# TÂCHES À RÉALISER
1) Résumez en deux phrases l'article sur la soirée postélectorale du Cercle de politique appliquée, s'il vous plaît.
2) D'après l'article sur la soirée postélectorale, qui a été confirmé comme chef de Cabinet de la Maison-Blanche ?

# TEXTE DU DOCUMENT
------------

« Soirée postélectorale » avec le Cercle de politique appliquée

Par Alexandre Dumas-Gingras

C’est à La Capsule Bistro-Cinéma, située sur la rue Wellington Sud, que se tenait mercredi soir dernier une rencontre du Cercle de politique appliquée. Le thème de la soirée? Un retour sur les élections américaines. Qui de mieux pour discuter du sujet que Karine Prémont et Serge Granger. Les deux professeurs de l’Université de Sherbrooke donnaient donc rendez-vous aux intéressés. Plusieurs semblaient évidemment grandement concernés par la question. C’est un sujet qui fait couler beaucoup d’encre depuis le fameux scrutin du 8 novembre, et l’élection du nouveau président des États-Unis, Donald Trump, n’a pas fini d’alimenter les discussions.

Présentation de Karine Prémont

Chercheuse à l’Observatoire sur les États-Unis de la Chaire Raoul-Dandurand de l’UQAM, Karine Prémont est souvent convoquée lorsqu’il est question de politique américaine. Le dynamisme de sa présentation a semblé plaire à l’auditoire présent. Le ton plutôt sarcastique de la conférencière se prêtait bien à l’ambiance qui régnait. Sa présentation intitulée « Le Monde selon Trump » visait à faire une mise au point de la situation à la suite de l’élection du controversé candidat républicain.

Le caractère très imprévisible du nouveau président suscite plusieurs questionnements. Tout d’abord, parce qu’il déroge de la ligne idéologique traditionnelle du parti républicain. Le discours et le ton très populiste de M. Trump en campagne auront porté fruit, il aura réussi à exacerber les peurs et les frustrations des citoyens américains avec brio. Maintenant qu’il est au pouvoir, va-t-il être en mesure de faire tout ce qu’il a proposé? On pense au mur qu’il veut faire construire tout le long de la frontière avec le Mexique... Que va-t-il faire avec les accords et traités que sont l’ALENA et l’OTAN? À quel genre de relation diplomatique peut-on s’attendre avec la Russie et Poutine? Le caractère anti-establishment du richissime homme d’affaires, ne possédant par ailleurs aucune formation politique, éveille également les soucis de tout un chacun.

C’est l’heure pour M. Trump de former le prochain cabinet présidentiel, alors que deux choix sont déjà confirmés. Soit Reince Priebus, en tant que chef de Cabinet de la Maison-Blanche, ainsi que le suprémaciste blanc, Steve Bannon, en tant que responsable à la stratégie. Plusieurs rumeurs circulent voulant qu’à la tête de l’Environmental Protection Agency (EPA), ce soit le climatosceptique Myron Ebell qui soit nommé. Le moins que l’on puisse dire, c’est que ces nominations donnent le ton.

------------

# Données de segmentation de page
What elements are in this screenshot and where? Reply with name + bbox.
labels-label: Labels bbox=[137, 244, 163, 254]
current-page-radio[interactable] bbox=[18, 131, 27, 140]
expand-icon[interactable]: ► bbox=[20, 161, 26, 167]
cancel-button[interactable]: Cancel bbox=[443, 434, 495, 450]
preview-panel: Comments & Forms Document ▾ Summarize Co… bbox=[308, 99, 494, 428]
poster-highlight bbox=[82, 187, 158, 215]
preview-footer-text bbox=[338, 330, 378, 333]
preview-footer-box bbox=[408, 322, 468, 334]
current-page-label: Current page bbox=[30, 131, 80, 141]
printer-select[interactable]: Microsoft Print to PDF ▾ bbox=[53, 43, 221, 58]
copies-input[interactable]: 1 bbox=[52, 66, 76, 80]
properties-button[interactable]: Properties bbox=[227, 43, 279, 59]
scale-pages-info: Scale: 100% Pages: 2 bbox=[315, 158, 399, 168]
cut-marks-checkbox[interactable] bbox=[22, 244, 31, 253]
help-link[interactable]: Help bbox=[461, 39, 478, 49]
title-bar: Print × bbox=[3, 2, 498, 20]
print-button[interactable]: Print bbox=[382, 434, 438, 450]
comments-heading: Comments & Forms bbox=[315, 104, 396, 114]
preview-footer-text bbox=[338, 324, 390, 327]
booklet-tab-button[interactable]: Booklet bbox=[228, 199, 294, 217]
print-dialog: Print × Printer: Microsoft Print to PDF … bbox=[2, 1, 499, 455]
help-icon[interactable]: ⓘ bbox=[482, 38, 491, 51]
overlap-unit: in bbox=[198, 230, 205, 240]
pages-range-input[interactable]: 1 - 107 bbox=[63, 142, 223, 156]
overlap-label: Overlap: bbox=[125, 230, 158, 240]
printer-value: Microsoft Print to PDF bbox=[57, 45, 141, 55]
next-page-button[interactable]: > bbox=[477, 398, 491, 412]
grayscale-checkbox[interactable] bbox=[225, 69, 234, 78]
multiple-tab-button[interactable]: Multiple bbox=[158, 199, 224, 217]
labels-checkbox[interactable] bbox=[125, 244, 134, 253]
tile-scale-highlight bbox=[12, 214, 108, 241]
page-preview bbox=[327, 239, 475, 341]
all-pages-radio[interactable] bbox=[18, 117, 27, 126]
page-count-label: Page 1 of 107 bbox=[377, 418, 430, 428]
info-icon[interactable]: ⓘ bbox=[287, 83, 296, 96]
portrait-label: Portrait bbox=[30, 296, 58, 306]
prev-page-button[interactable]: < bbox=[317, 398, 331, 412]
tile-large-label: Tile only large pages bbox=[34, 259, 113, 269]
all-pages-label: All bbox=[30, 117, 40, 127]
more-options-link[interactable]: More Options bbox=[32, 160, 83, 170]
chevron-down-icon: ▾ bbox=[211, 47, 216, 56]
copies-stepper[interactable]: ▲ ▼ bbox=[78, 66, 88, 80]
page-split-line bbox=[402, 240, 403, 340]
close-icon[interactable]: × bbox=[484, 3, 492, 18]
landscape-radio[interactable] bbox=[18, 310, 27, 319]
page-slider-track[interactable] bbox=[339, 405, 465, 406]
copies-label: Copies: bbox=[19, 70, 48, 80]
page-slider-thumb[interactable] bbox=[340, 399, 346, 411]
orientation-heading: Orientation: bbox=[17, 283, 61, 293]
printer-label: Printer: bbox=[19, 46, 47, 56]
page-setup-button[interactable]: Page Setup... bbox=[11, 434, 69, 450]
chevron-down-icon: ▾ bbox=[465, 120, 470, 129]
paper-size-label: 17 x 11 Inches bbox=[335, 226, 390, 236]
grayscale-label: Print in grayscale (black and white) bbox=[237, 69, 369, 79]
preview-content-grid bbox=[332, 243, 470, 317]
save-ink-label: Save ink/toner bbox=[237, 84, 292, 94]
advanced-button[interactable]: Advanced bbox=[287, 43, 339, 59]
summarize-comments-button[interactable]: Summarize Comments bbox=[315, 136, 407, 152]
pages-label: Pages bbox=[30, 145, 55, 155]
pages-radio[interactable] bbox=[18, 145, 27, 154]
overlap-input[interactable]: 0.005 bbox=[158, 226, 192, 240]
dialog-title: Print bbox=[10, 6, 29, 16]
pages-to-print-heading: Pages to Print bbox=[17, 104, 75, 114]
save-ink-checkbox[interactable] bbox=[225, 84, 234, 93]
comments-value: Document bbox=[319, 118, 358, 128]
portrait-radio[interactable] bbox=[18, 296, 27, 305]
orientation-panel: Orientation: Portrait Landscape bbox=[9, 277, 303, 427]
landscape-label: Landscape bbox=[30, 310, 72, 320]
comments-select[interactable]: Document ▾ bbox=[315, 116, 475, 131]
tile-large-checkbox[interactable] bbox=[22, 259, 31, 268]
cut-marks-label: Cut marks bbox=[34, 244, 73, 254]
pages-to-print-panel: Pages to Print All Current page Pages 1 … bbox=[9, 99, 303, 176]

------------

# RÉPONSES RÉDIGÉES
1) Le Cercle de politique appliquée a tenu mercredi soir, à La Capsule Bistro-Cinéma, une rencontre sur les élections américaines avec Karine Prémont et Serge Granger, professeurs de l'Université de Sherbrooke. Dans sa présentation « Le Monde selon Trump », Karine Prémont a fait le point sur les questions que soulève le caractère imprévisible du nouveau président, notamment ses promesses, l'ALENA, l'OTAN et les relations avec la Russie.

2) Reince Priebus.